Aduaka wrote the script for Rage in 1996. The first draft took four days to write all 120 pages.

Shooting began on 7 September 1998. Four days earlier, the principal financier behind the film decided to pull out, meaning that much of the 40-strong film crew had to be let go before the shoot had begun. The shoot lasted ten days, 16 hours a day but with only a little money coming in, the production remained under pressure. The complexity of the shoot was increased by the ambition of the project. It was filmed in around 40 locations, with three jazz club set pieces including 20 musicians, and a scene involving 150 extras in one of the most unstable council estates in London. Almost the whole film is set at night.

At the end of the tenth day of principal photography, the line producer resigned. Aduaka and his co-producer called a meeting of the crew at which the cameraman, art director, costume designer sound recordist and actors agreed to continue. However, production broke down and it was necessary to raise fresh finance and hire new equipment. A member of the crew and one of the lead actors decided to invest. Ten days later, shooting recommenced and continued until 20 October, when principal photography was completed.

(DATA FOR REVIEW)
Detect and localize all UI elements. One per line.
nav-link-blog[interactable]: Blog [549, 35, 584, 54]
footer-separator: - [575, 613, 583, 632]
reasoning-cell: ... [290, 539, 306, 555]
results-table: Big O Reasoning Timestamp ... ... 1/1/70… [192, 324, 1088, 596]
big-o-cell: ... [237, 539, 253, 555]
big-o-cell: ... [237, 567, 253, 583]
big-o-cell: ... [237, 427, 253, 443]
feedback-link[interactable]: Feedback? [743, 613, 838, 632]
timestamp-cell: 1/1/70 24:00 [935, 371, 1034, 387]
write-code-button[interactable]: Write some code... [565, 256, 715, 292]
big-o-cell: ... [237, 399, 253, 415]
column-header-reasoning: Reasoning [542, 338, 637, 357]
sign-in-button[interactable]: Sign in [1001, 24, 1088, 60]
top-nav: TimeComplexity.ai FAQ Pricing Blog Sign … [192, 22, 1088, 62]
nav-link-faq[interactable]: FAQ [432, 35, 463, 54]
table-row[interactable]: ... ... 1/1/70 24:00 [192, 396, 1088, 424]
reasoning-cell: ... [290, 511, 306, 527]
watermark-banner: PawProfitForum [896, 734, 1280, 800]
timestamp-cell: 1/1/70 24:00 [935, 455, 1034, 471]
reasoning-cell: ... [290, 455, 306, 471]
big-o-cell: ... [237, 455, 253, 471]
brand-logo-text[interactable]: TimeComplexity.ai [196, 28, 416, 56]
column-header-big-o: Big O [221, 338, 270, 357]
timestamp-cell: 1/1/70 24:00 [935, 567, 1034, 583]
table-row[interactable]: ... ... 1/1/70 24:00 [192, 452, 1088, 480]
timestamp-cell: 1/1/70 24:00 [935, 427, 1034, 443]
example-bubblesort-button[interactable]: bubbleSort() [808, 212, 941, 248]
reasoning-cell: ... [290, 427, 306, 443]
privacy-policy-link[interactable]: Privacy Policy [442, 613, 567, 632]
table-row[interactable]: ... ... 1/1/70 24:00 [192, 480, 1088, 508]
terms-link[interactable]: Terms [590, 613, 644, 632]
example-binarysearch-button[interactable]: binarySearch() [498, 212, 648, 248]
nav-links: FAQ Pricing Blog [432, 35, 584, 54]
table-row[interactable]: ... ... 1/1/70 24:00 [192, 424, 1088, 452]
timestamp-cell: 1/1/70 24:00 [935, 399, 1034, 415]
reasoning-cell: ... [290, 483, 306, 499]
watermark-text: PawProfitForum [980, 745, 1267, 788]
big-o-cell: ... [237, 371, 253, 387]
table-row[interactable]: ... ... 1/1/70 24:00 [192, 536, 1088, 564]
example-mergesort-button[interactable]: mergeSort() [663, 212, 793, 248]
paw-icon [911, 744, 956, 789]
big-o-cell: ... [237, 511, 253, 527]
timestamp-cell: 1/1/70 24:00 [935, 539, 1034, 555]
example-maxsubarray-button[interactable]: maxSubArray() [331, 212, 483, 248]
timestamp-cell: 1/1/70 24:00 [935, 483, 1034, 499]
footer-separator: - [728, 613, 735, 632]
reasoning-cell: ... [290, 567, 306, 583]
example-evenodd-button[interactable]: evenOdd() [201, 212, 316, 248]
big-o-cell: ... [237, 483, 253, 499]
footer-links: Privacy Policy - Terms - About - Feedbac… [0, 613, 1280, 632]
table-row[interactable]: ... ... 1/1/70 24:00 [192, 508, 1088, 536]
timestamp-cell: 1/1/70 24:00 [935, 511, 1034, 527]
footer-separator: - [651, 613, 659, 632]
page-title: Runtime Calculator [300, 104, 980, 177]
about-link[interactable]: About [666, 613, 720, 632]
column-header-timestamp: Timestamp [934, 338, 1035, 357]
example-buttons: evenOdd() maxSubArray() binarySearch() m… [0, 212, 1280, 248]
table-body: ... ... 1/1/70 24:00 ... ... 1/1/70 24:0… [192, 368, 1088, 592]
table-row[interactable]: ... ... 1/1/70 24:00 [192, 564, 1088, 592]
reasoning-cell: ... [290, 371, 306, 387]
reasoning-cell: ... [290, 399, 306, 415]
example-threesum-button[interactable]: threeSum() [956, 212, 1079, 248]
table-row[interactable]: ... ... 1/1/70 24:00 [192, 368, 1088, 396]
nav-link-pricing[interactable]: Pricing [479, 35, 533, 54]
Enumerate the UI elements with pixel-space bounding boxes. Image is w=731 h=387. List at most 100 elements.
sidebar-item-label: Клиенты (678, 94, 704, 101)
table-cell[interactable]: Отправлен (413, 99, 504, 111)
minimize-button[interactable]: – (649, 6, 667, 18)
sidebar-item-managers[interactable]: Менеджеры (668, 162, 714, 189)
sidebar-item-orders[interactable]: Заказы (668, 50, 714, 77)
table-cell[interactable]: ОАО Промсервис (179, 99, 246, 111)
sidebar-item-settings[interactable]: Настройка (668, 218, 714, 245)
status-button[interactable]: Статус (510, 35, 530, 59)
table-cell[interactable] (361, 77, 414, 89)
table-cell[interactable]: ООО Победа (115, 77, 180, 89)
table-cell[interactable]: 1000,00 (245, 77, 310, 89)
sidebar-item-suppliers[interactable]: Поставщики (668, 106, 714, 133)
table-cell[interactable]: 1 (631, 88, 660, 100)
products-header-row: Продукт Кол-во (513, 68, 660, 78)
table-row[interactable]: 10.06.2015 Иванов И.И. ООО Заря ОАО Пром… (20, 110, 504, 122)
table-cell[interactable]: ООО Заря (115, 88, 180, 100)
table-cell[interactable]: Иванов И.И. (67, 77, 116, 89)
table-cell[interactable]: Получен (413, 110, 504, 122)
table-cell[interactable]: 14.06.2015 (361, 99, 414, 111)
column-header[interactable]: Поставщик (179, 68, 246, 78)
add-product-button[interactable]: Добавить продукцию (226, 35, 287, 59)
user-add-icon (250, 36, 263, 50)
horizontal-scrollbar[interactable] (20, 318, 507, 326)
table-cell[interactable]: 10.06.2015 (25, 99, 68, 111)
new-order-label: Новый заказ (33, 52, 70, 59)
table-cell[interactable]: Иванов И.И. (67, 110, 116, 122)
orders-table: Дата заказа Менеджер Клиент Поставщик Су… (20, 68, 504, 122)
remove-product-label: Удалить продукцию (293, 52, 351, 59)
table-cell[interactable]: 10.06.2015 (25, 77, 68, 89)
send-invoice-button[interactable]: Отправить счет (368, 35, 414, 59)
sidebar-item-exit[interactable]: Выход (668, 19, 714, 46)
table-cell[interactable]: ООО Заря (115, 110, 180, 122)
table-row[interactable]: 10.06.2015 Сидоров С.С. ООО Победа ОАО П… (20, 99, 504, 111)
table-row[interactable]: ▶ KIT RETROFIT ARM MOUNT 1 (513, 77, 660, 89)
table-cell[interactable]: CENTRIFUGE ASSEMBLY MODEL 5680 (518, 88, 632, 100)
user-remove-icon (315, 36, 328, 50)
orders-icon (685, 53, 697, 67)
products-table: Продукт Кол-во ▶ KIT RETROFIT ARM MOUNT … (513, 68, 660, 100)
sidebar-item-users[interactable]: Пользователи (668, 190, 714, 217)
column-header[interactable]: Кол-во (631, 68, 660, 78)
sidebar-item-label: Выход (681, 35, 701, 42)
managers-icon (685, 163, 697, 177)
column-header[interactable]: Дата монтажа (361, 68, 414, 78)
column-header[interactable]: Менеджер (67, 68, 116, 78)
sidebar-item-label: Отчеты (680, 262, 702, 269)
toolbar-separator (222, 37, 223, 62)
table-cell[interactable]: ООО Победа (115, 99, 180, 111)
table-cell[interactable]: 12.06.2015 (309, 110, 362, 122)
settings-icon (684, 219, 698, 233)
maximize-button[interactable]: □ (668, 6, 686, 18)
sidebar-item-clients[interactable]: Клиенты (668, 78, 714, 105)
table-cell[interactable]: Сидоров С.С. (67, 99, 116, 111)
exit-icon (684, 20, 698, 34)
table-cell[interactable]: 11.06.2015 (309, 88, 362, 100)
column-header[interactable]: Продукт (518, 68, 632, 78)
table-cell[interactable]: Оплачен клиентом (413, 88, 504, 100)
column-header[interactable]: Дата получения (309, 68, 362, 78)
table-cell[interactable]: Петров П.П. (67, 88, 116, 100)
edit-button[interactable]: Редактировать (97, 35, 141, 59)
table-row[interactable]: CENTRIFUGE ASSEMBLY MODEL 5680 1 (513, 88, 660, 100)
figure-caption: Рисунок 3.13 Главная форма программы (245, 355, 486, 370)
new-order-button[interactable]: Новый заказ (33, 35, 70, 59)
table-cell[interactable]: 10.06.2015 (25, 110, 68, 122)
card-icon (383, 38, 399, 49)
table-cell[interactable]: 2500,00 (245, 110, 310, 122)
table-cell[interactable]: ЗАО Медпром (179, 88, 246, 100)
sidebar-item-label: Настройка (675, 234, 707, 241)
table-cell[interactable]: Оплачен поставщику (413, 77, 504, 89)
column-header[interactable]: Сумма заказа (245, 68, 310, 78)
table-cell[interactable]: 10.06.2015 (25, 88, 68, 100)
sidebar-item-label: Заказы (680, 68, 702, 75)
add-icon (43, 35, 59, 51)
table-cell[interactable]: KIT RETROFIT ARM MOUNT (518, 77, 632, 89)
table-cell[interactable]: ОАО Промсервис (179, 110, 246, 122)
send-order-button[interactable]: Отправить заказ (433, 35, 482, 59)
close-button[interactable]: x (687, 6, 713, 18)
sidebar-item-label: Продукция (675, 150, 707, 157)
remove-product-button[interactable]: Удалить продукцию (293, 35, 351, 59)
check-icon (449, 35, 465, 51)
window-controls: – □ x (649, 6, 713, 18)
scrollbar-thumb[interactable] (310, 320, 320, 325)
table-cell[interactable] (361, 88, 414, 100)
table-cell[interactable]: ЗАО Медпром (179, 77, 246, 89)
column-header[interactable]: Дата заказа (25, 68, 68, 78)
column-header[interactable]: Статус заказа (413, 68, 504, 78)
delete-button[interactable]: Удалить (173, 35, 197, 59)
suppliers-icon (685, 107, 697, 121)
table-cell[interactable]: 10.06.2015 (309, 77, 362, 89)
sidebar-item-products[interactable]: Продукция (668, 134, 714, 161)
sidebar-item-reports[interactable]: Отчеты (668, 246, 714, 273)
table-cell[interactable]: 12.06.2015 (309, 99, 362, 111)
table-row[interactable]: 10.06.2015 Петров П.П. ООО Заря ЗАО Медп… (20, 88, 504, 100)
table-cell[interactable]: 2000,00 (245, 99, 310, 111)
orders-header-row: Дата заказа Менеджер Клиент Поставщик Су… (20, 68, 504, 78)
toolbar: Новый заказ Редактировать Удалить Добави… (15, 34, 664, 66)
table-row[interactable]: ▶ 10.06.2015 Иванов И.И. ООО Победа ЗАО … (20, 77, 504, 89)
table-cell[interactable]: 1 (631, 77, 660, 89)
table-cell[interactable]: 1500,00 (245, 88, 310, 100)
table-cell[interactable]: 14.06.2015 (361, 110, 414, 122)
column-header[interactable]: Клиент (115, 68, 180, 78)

(PROBLEM STATEMENT)
According to the text about the making of Rage, on what date did principal photography finish? The entries have no connection to the text about Rage.

(REPLY)
20 October